• [EXTRACT TO READ]

^^^^^^^^

# Truth is Stranger Than Fiction ( 521 words )



## MzSnowleopard (Sep 29, 2014)

> This is the non-fiction article I wrote for lesson # 5 with Long Ridge. The objective was to write the opening of a new article or story. It was the first in a two-part process. The limit was up to 2 pages.
> 
> I tried, I had a good subject but it felt like the piece was a struggle. Sadly part  two did not develop for this piece. Even after 10+ years I tried getting back to it when I restarted with LRWG but no such luck. I believe that part of the reason why it wouldn't happen is that there is just too much information available for the limited length.
> 
> ...


 
_Vampire: The Masquerade _is a live-action role-play game of mystery and suspense. Players create characters based on guidelines from the collection of books _Mind's Eye Theatre_ by White Wolf Publishing. The costumes are home spun, the fangs are dental acrylics, and the characters are words on paper. While the players know it's just a game, others believe that it is something evil.

It's easy to think of the characters as demonic by recalling the history, legends, myth, and superstitions surrounding vampires and other supernatural beings, Historically, vampires are malevolent creatures symbolizing death and darkness. Most notably is _Bram Stoker's Dracula_. This image has become the bellwether for the modern definition of vampires. Included in this is the symbolism of blood as a source of life. These legends provide us with familiar refrains such as: feeding upon the innocent, warfare between light and dark, good and evil, and man's unquenchable lust for immortality.

Though common threads bind the myths together, many places have specific details unique to their own cultures. For example: in one region of Germany, vampires are believed to be fascinated with puzzles and knots- obsessed with finding the solutions. Therefore, townspeople would leave knots and puzzles inside the deceased's coffin. Because of the obsession with the devices, when a vampire awoke, he or she is captivated by them and therefore did not rise from the grave until the puzzle is solved.

While legends of vampires have withstood the centuries, the genre has transformed many different stories into a standard concept. We no longer see the horrific monster from our ancestral stories. Gone are the superstitions like fascinations with knots and puzzles; defrayed by crosses and religious symbols. Today's vampire is popularly viewed as a dark romantic creature capable of bending both man and beast to its immortal will. They are seen as tragic figures agonizing over the beast within. 

Writers like Anne Rice have created new mythologies surrounding the tortured beings that walk the night. Her hero, Lestat in _Interview with a Vampire_ is a prime example of how their existence has evolved in modern culture. Even television shows such as _Forever Night, Buffy the Vampire Slayer, _and_ Angel _have evolved the legends in their own ways. In all, however, they portray these creatures as souls in damnation.

While these shows may have tapped into a "pulp-culture" another world exists within our society. There is an international club of people who fancy portraying these creatures. These men and women are interested in the intrigue, suspense, and taking a weekly break from the doldrums of daily life. They may not be professional actors by trade but then live-action role-playing is an art in itself.

It starts with a formatted piece of paper and the book _Mind's Eye Theatre_ by White Wolf Publishing, a resource book on how to create vampire characters. Then comes the costumes and how the creature appears. Though this is optional some players delve into their wardrobes; others will buy outfits and accessories. The idea is to portray the alter ego from within, expressing traits that aren't typically used in normal life.


----------



## qwertyportne (Oct 9, 2014)

^^^^^^^^

Answer these questions from the post about Vampire: The Masquerade.
1. Which company publishes the books players use to create their characters?
2. In one region of Germany, what did townspeople leave inside the deceased's coffin?
3. Which of Anne Rice's heroes does the post call a prime example of how vampires have evolved in modern culture?
The lines after this sentence have no role in this exercise.

• [ENTRIES PROVIDED]

^^^^^^^^

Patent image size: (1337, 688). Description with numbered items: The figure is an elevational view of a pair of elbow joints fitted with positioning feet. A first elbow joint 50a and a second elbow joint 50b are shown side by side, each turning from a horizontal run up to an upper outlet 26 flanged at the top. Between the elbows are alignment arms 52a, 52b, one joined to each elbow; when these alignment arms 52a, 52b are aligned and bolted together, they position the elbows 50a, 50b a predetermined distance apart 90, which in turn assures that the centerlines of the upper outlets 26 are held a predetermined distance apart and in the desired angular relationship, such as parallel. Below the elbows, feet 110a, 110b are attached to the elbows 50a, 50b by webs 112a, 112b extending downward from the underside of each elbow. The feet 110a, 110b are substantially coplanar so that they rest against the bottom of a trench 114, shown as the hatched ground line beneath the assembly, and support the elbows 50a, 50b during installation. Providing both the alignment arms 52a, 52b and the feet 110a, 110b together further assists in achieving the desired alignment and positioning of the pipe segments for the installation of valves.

^^^^^^^^

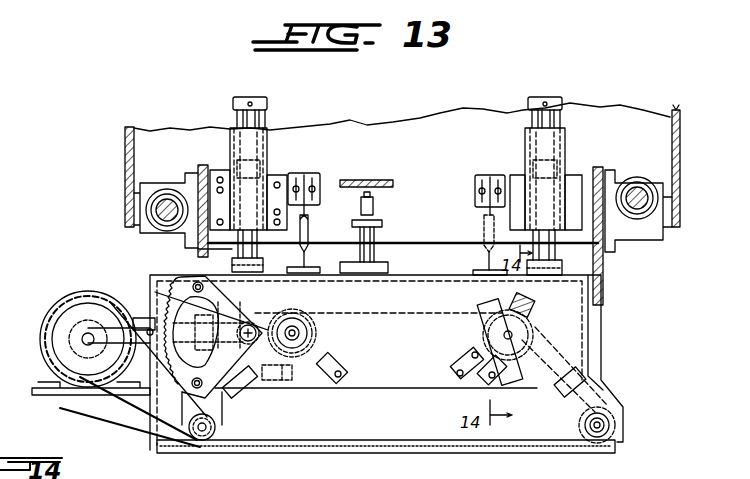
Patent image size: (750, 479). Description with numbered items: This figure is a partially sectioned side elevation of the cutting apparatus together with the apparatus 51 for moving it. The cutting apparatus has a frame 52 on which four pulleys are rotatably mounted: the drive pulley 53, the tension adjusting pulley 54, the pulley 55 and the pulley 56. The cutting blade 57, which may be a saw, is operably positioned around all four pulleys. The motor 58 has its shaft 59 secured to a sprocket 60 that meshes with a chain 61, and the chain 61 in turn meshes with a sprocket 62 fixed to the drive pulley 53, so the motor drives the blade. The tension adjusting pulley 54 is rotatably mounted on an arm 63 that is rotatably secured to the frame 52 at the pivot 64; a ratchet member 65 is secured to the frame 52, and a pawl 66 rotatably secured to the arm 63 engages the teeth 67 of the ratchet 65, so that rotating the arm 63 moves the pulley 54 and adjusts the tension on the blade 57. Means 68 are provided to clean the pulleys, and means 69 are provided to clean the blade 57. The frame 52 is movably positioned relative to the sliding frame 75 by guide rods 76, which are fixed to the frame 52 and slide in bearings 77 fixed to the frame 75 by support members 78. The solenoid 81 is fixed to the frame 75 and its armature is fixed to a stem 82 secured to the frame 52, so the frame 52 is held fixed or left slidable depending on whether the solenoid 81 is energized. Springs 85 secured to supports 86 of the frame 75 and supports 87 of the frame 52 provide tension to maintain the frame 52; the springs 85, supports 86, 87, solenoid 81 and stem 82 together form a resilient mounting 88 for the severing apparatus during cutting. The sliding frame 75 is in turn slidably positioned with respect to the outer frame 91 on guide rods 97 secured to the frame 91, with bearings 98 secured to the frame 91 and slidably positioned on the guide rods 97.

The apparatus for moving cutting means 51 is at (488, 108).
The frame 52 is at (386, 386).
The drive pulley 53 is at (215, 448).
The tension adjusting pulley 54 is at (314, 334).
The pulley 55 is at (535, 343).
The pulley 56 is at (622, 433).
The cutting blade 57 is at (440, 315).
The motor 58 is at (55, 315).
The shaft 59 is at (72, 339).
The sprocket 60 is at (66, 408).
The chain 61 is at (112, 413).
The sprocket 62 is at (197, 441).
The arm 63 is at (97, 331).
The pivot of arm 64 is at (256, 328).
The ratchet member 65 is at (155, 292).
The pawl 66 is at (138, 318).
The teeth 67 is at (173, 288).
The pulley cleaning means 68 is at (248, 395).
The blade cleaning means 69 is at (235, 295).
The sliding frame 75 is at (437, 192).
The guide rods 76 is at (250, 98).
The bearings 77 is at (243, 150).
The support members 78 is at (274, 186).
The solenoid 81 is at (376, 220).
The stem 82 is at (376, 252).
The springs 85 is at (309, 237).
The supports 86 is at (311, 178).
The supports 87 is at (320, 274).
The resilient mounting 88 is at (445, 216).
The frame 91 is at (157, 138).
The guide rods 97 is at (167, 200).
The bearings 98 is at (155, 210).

^^^^^^^^

• [THE RESPONSE]
1. White Wolf Publishing
2. Knots and puzzles
3. Lestat